Restate the records below word for word, and omit the images they hold.

◆ **Data section**:
++++++
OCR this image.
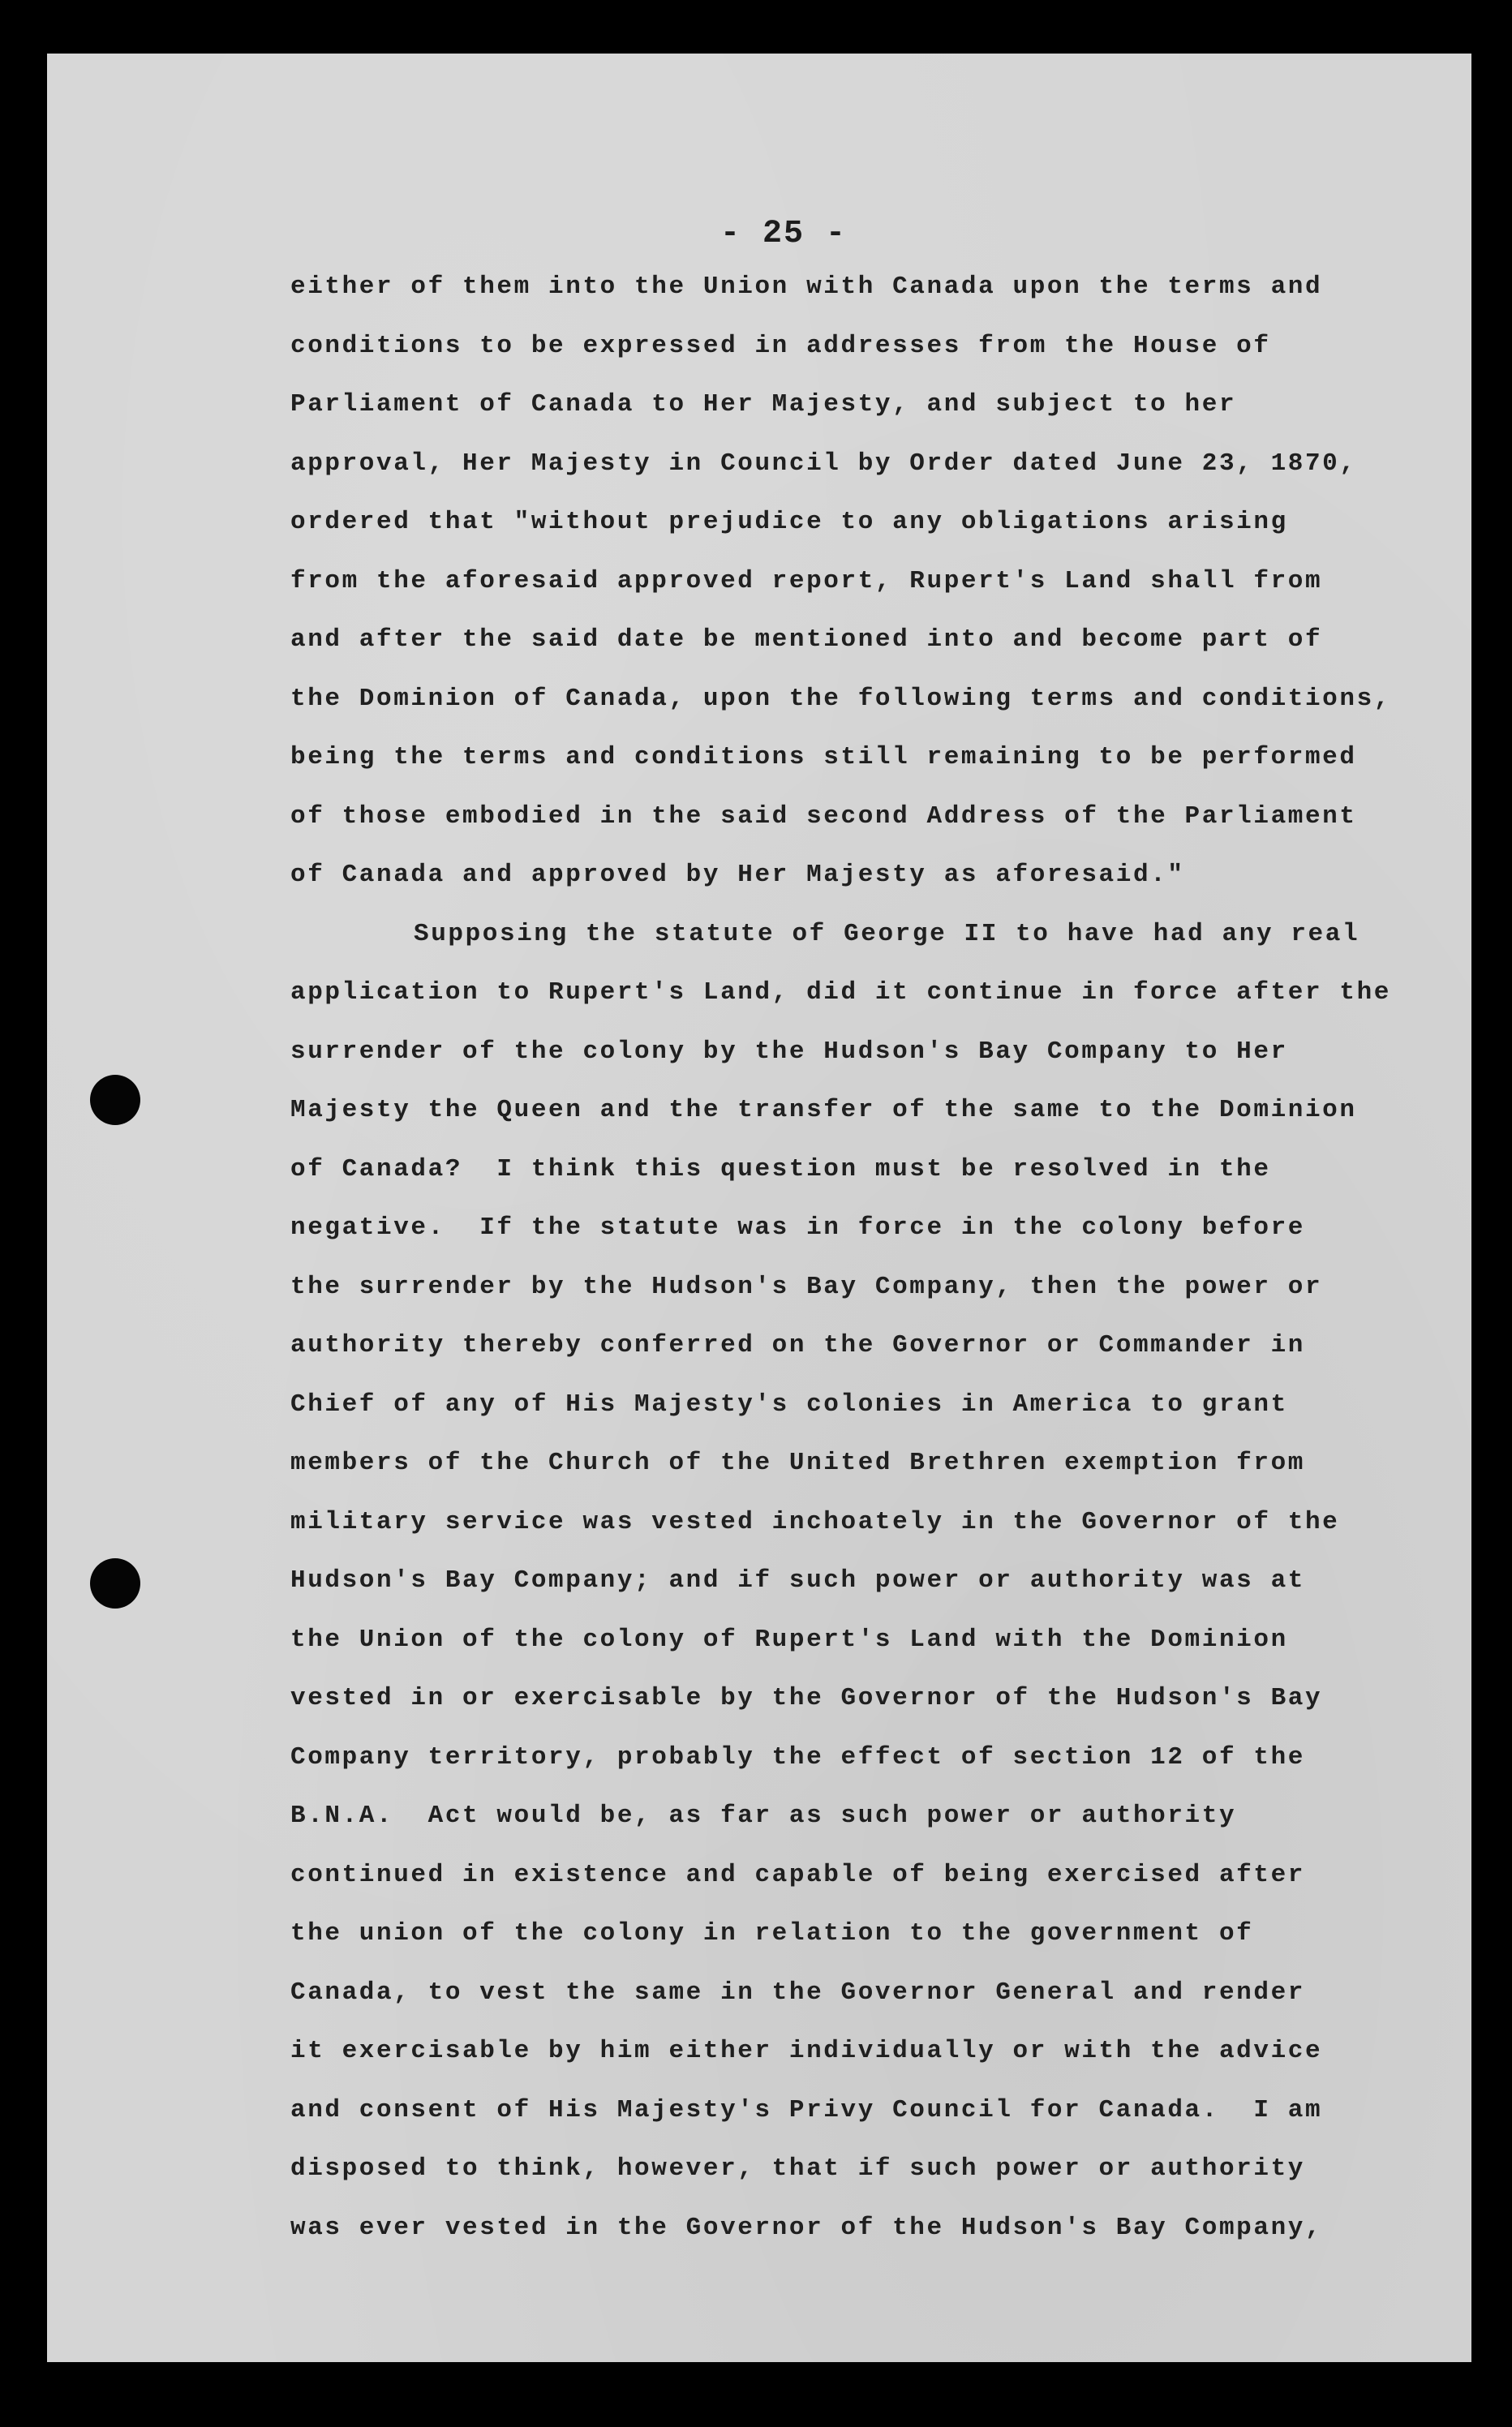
- 25 -
either of them into the Union with Canada upon the terms and
conditions to be expressed in addresses from the House of
Parliament of Canada to Her Majesty, and subject to her
approval, Her Majesty in Council by Order dated June 23, 1870,
ordered that "without prejudice to any obligations arising
from the aforesaid approved report, Rupert's Land shall from
and after the said date be mentioned into and become part of
the Dominion of Canada, upon the following terms and conditions,
being the terms and conditions still remaining to be performed
of those embodied in the said second Address of the Parliament
of Canada and approved by Her Majesty as aforesaid."
Supposing the statute of George II to have had any real
application to Rupert's Land, did it continue in force after the
surrender of the colony by the Hudson's Bay Company to Her
Majesty the Queen and the transfer of the same to the Dominion
of Canada?  I think this question must be resolved in the
negative.  If the statute was in force in the colony before
the surrender by the Hudson's Bay Company, then the power or
authority thereby conferred on the Governor or Commander in
Chief of any of His Majesty's colonies in America to grant
members of the Church of the United Brethren exemption from
military service was vested inchoately in the Governor of the
Hudson's Bay Company; and if such power or authority was at
the Union of the colony of Rupert's Land with the Dominion
vested in or exercisable by the Governor of the Hudson's Bay
Company territory, probably the effect of section 12 of the
B.N.A.  Act would be, as far as such power or authority
continued in existence and capable of being exercised after
the union of the colony in relation to the government of
Canada, to vest the same in the Governor General and render
it exercisable by him either individually or with the advice
and consent of His Majesty's Privy Council for Canada.  I am
disposed to think, however, that if such power or authority
was ever vested in the Governor of the Hudson's Bay Company,
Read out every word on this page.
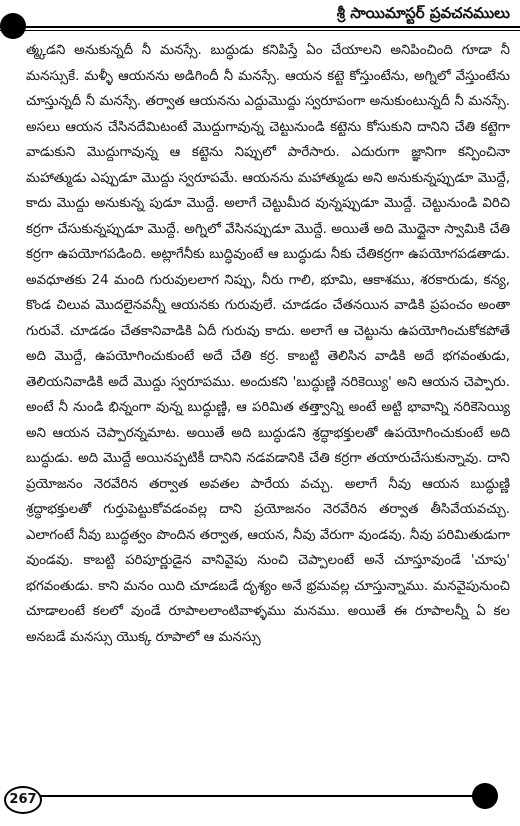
శ్రీ సాయిమాస్టర్ ప్రవచనములు

త్మ్కడని అనుకున్నదీ నీ మనస్సే. బుద్ధుడు కనిపిస్తే ఏం చేయాలని అనిపించింది గూడా నీ మనస్సుకే. మళ్ళీ ఆయనను అడిగిందీ నీ మనస్సే. ఆయన కట్టె కోస్తుంటేను, అగ్నిలో వేస్తుంటేను చూస్తున్నదీ నీ మనస్సే. తర్వాత ఆయనను ఎద్దుమొద్దు స్వరూపంగా అనుకుంటున్నదీ నీ మనస్సే. అసలు ఆయన చేసినదేమిటంటే మొద్దుగావున్న చెట్టునుండి కట్టెను కోసుకుని దానిని చేతి కట్టెగా వాడుకుని మొద్దుగావున్న ఆ కట్టెను నిప్పులో పారేసారు. ఎదురుగా జ్ఞానిగా కన్పించినా మహాత్ముడు ఎప్పుడూ మొద్దు స్వరూపమే. ఆయనను మహాత్ముడు అని అనుకున్నప్పుడూ మొద్దే, కాదు మొద్దు అనుకున్న పుడూ మొద్దే. అలాగే చెట్టుమీద వున్నప్పుడూ మొద్దే. చెట్టునుండి విరిచి కర్రగా చేసుకున్నప్పుడూ మొద్దే. అగ్నిలో వేసినప్పుడూ మొద్దే. అయితే అది మొద్దైనా స్వామికి చేతి కర్రగా ఉపయోగపడింది. అట్లాగేనీకు బుద్ధివుంటే ఆ బుద్ధుడు నీకు చేతికర్రగా ఉపయోగపడతాడు. అవధూతకు 24 మంది గురువులలాగ నిప్పు, నీరు గాలి, భూమి, ఆకాశము, శరకారుడు, కన్య, కొండ చిలువ మొదలైనవన్నీ ఆయనకు గురువులే. చూడడం చేతనయిన వాడికి ప్రపంచం అంతా గురువే. చూడడం చేతకానివాడికి ఏదీ గురువు కాదు. అలాగే ఆ చెట్టును ఉపయోగించుకోకపోతే అది మొద్దే, ఉపయోగించుకుంటే అదే చేతి కర్ర. కాబట్టి తెలిసిన వాడికి అదే భగవంతుడు, తెలియనివాడికి అదే మొద్దు స్వరూపము. అందుకని 'బుద్ధుణ్ణి నరికెయ్యి' అని ఆయన చెప్పారు. అంటే నీ నుండి భిన్నంగా వున్న బుద్ధుణ్ణి, ఆ పరిమిత తత్త్వాన్ని అంటే అట్టి భావాన్ని నరికెసెయ్యి అని ఆయన చెప్పారన్నమాట. అయితే అది బుద్ధుడని శ్రద్ధాభక్తులతో ఉపయోగించుకుంటే అది బుద్ధుడు. అది మొద్దే అయినప్పటికీ దానిని నడవడానికి చేతి కర్రగా తయారుచేసుకున్నావు. దాని ప్రయోజనం నెరవేరిన తర్వాత అవతల పారేయ వచ్చు. అలాగే నీవు ఆయన బుద్ధుణ్ణి శ్రద్ధాభక్తులతో గుర్తుపెట్టుకోవడంవల్ల దాని ప్రయోజనం నెరవేరిన తర్వాత తీసివేయవచ్చు. ఎలాగంటే నీవు బుద్ధత్వం పొందిన తర్వాత, ఆయన, నీవు వేరుగా వుండవు. నీవు పరిమితుడుగా వుండవు. కాబట్టి పరిపూర్ణుడైన వానివైపు నుంచి చెప్పాలంటే అనే చూస్తూవుండే 'చూపు' భగవంతుడు. కాని మనం యిది చూడబడే దృశ్యం అనే భ్రమవల్ల చూస్తున్నాము. మనవైపునుంచి చూడాలంటే కలలో వుండే రూపాలలాంటివాళ్ళము మనము. అయితే ఈ రూపాలన్నీ ఏ కల అనబడే మనస్సు యొక్క రూపాలో ఆ మనస్సు

267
++++++
◆ **Result**:
OCR this image.
- 25 -
either of them into the Union with Canada upon the terms and
conditions to be expressed in addresses from the House of
Parliament of Canada to Her Majesty, and subject to her
approval, Her Majesty in Council by Order dated June 23, 1870,
ordered that "without prejudice to any obligations arising
from the aforesaid approved report, Rupert's Land shall from
and after the said date be mentioned into and become part of
the Dominion of Canada, upon the following terms and conditions,
being the terms and conditions still remaining to be performed
of those embodied in the said second Address of the Parliament
of Canada and approved by Her Majesty as aforesaid."
Supposing the statute of George II to have had any real
application to Rupert's Land, did it continue in force after the
surrender of the colony by the Hudson's Bay Company to Her
Majesty the Queen and the transfer of the same to the Dominion
of Canada?  I think this question must be resolved in the
negative.  If the statute was in force in the colony before
the surrender by the Hudson's Bay Company, then the power or
authority thereby conferred on the Governor or Commander in
Chief of any of His Majesty's colonies in America to grant
members of the Church of the United Brethren exemption from
military service was vested inchoately in the Governor of the
Hudson's Bay Company; and if such power or authority was at
the Union of the colony of Rupert's Land with the Dominion
vested in or exercisable by the Governor of the Hudson's Bay
Company territory, probably the effect of section 12 of the
B.N.A.  Act would be, as far as such power or authority
continued in existence and capable of being exercised after
the union of the colony in relation to the government of
Canada, to vest the same in the Governor General and render
it exercisable by him either individually or with the advice
and consent of His Majesty's Privy Council for Canada.  I am
disposed to think, however, that if such power or authority
was ever vested in the Governor of the Hudson's Bay Company,
Read out every word on this page.
శ్రీ సాయిమాస్టర్ ప్రవచనములు

త్మ్కడని అనుకున్నదీ నీ మనస్సే. బుద్ధుడు కనిపిస్తే ఏం చేయాలని అనిపించింది గూడా నీ మనస్సుకే. మళ్ళీ ఆయనను అడిగిందీ నీ మనస్సే. ఆయన కట్టె కోస్తుంటేను, అగ్నిలో వేస్తుంటేను చూస్తున్నదీ నీ మనస్సే. తర్వాత ఆయనను ఎద్దుమొద్దు స్వరూపంగా అనుకుంటున్నదీ నీ మనస్సే. అసలు ఆయన చేసినదేమిటంటే మొద్దుగావున్న చెట్టునుండి కట్టెను కోసుకుని దానిని చేతి కట్టెగా వాడుకుని మొద్దుగావున్న ఆ కట్టెను నిప్పులో పారేసారు. ఎదురుగా జ్ఞానిగా కన్పించినా మహాత్ముడు ఎప్పుడూ మొద్దు స్వరూపమే. ఆయనను మహాత్ముడు అని అనుకున్నప్పుడూ మొద్దే, కాదు మొద్దు అనుకున్న పుడూ మొద్దే. అలాగే చెట్టుమీద వున్నప్పుడూ మొద్దే. చెట్టునుండి విరిచి కర్రగా చేసుకున్నప్పుడూ మొద్దే. అగ్నిలో వేసినప్పుడూ మొద్దే. అయితే అది మొద్దైనా స్వామికి చేతి కర్రగా ఉపయోగపడింది. అట్లాగేనీకు బుద్ధివుంటే ఆ బుద్ధుడు నీకు చేతికర్రగా ఉపయోగపడతాడు. అవధూతకు 24 మంది గురువులలాగ నిప్పు, నీరు గాలి, భూమి, ఆకాశము, శరకారుడు, కన్య, కొండ చిలువ మొదలైనవన్నీ ఆయనకు గురువులే. చూడడం చేతనయిన వాడికి ప్రపంచం అంతా గురువే. చూడడం చేతకానివాడికి ఏదీ గురువు కాదు. అలాగే ఆ చెట్టును ఉపయోగించుకోకపోతే అది మొద్దే, ఉపయోగించుకుంటే అదే చేతి కర్ర. కాబట్టి తెలిసిన వాడికి అదే భగవంతుడు, తెలియనివాడికి అదే మొద్దు స్వరూపము. అందుకని 'బుద్ధుణ్ణి నరికెయ్యి' అని ఆయన చెప్పారు. అంటే నీ నుండి భిన్నంగా వున్న బుద్ధుణ్ణి, ఆ పరిమిత తత్త్వాన్ని అంటే అట్టి భావాన్ని నరికెసెయ్యి అని ఆయన చెప్పారన్నమాట. అయితే అది బుద్ధుడని శ్రద్ధాభక్తులతో ఉపయోగించుకుంటే అది బుద్ధుడు. అది మొద్దే అయినప్పటికీ దానిని నడవడానికి చేతి కర్రగా తయారుచేసుకున్నావు. దాని ప్రయోజనం నెరవేరిన తర్వాత అవతల పారేయ వచ్చు. అలాగే నీవు ఆయన బుద్ధుణ్ణి శ్రద్ధాభక్తులతో గుర్తుపెట్టుకోవడంవల్ల దాని ప్రయోజనం నెరవేరిన తర్వాత తీసివేయవచ్చు. ఎలాగంటే నీవు బుద్ధత్వం పొందిన తర్వాత, ఆయన, నీవు వేరుగా వుండవు. నీవు పరిమితుడుగా వుండవు. కాబట్టి పరిపూర్ణుడైన వానివైపు నుంచి చెప్పాలంటే అనే చూస్తూవుండే 'చూపు' భగవంతుడు. కాని మనం యిది చూడబడే దృశ్యం అనే భ్రమవల్ల చూస్తున్నాము. మనవైపునుంచి చూడాలంటే కలలో వుండే రూపాలలాంటివాళ్ళము మనము. అయితే ఈ రూపాలన్నీ ఏ కల అనబడే మనస్సు యొక్క రూపాలో ఆ మనస్సు

267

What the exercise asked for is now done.